* **INSTRUCTIONS FOR THE TASK**: Are you able to retype all the records below exactly?
* START DATASET EXCERPTS *
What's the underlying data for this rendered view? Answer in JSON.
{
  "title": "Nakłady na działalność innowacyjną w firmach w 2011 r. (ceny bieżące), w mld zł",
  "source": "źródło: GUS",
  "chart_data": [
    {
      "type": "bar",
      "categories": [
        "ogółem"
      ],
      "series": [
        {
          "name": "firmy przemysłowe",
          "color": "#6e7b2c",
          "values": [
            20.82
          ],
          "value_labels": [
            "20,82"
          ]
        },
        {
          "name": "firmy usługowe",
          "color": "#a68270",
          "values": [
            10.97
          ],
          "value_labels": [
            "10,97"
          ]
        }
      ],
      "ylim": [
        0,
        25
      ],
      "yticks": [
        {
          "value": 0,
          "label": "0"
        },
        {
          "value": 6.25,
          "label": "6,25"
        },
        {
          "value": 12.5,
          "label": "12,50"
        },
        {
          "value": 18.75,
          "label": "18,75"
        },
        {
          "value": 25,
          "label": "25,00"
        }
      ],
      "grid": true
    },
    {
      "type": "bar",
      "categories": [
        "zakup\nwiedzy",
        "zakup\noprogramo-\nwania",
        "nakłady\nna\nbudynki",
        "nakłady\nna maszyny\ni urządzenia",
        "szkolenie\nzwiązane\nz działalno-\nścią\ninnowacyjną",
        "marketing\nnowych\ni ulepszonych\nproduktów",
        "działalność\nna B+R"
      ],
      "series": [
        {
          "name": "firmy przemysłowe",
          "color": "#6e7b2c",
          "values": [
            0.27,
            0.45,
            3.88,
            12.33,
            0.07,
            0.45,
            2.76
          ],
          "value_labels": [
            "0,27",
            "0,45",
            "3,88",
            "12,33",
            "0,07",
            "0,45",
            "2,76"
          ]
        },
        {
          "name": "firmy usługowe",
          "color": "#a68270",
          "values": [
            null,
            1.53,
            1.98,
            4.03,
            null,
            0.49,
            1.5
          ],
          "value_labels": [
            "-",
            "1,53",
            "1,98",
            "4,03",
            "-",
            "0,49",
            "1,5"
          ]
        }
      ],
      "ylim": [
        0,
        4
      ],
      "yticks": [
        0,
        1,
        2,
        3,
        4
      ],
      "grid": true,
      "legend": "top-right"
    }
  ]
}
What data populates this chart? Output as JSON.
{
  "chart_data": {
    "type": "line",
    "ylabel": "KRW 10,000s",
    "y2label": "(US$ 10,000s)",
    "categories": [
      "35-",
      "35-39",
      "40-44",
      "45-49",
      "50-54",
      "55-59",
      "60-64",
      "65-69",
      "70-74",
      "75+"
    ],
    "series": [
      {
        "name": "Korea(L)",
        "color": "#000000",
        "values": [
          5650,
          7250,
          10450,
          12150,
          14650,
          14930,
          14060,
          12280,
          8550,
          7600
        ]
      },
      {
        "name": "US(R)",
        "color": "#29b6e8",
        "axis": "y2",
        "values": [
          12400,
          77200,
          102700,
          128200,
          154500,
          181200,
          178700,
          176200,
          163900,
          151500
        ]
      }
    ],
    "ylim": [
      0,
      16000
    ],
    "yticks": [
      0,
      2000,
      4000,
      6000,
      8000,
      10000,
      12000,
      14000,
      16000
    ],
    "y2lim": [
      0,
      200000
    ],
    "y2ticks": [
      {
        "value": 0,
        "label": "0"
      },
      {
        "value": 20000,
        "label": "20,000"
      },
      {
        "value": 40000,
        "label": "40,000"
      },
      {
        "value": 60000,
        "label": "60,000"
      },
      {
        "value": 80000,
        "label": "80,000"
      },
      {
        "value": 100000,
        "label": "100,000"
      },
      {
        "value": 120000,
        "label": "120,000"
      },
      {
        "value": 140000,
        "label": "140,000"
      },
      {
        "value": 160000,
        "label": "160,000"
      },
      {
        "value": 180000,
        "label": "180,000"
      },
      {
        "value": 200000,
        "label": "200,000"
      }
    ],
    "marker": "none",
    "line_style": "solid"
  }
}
* END DATASET EXCERPTS *
* **RESULT OF THE TASK**:
What's the underlying data for this rendered view? Answer in JSON.
{
  "title": "Nakłady na działalność innowacyjną w firmach w 2011 r. (ceny bieżące), w mld zł",
  "source": "źródło: GUS",
  "chart_data": [
    {
      "type": "bar",
      "categories": [
        "ogółem"
      ],
      "series": [
        {
          "name": "firmy przemysłowe",
          "color": "#6e7b2c",
          "values": [
            20.82
          ],
          "value_labels": [
            "20,82"
          ]
        },
        {
          "name": "firmy usługowe",
          "color": "#a68270",
          "values": [
            10.97
          ],
          "value_labels": [
            "10,97"
          ]
        }
      ],
      "ylim": [
        0,
        25
      ],
      "yticks": [
        {
          "value": 0,
          "label": "0"
        },
        {
          "value": 6.25,
          "label": "6,25"
        },
        {
          "value": 12.5,
          "label": "12,50"
        },
        {
          "value": 18.75,
          "label": "18,75"
        },
        {
          "value": 25,
          "label": "25,00"
        }
      ],
      "grid": true
    },
    {
      "type": "bar",
      "categories": [
        "zakup\nwiedzy",
        "zakup\noprogramo-\nwania",
        "nakłady\nna\nbudynki",
        "nakłady\nna maszyny\ni urządzenia",
        "szkolenie\nzwiązane\nz działalno-\nścią\ninnowacyjną",
        "marketing\nnowych\ni ulepszonych\nproduktów",
        "działalność\nna B+R"
      ],
      "series": [
        {
          "name": "firmy przemysłowe",
          "color": "#6e7b2c",
          "values": [
            0.27,
            0.45,
            3.88,
            12.33,
            0.07,
            0.45,
            2.76
          ],
          "value_labels": [
            "0,27",
            "0,45",
            "3,88",
            "12,33",
            "0,07",
            "0,45",
            "2,76"
          ]
        },
        {
          "name": "firmy usługowe",
          "color": "#a68270",
          "values": [
            null,
            1.53,
            1.98,
            4.03,
            null,
            0.49,
            1.5
          ],
          "value_labels": [
            "-",
            "1,53",
            "1,98",
            "4,03",
            "-",
            "0,49",
            "1,5"
          ]
        }
      ],
      "ylim": [
        0,
        4
      ],
      "yticks": [
        0,
        1,
        2,
        3,
        4
      ],
      "grid": true,
      "legend": "top-right"
    }
  ]
}
What data populates this chart? Output as JSON.
{
  "chart_data": {
    "type": "line",
    "ylabel": "KRW 10,000s",
    "y2label": "(US$ 10,000s)",
    "categories": [
      "35-",
      "35-39",
      "40-44",
      "45-49",
      "50-54",
      "55-59",
      "60-64",
      "65-69",
      "70-74",
      "75+"
    ],
    "series": [
      {
        "name": "Korea(L)",
        "color": "#000000",
        "values": [
          5650,
          7250,
          10450,
          12150,
          14650,
          14930,
          14060,
          12280,
          8550,
          7600
        ]
      },
      {
        "name": "US(R)",
        "color": "#29b6e8",
        "axis": "y2",
        "values": [
          12400,
          77200,
          102700,
          128200,
          154500,
          181200,
          178700,
          176200,
          163900,
          151500
        ]
      }
    ],
    "ylim": [
      0,
      16000
    ],
    "yticks": [
      0,
      2000,
      4000,
      6000,
      8000,
      10000,
      12000,
      14000,
      16000
    ],
    "y2lim": [
      0,
      200000
    ],
    "y2ticks": [
      {
        "value": 0,
        "label": "0"
      },
      {
        "value": 20000,
        "label": "20,000"
      },
      {
        "value": 40000,
        "label": "40,000"
      },
      {
        "value": 60000,
        "label": "60,000"
      },
      {
        "value": 80000,
        "label": "80,000"
      },
      {
        "value": 100000,
        "label": "100,000"
      },
      {
        "value": 120000,
        "label": "120,000"
      },
      {
        "value": 140000,
        "label": "140,000"
      },
      {
        "value": 160000,
        "label": "160,000"
      },
      {
        "value": 180000,
        "label": "180,000"
      },
      {
        "value": 200000,
        "label": "200,000"
      }
    ],
    "marker": "none",
    "line_style": "solid"
  }
}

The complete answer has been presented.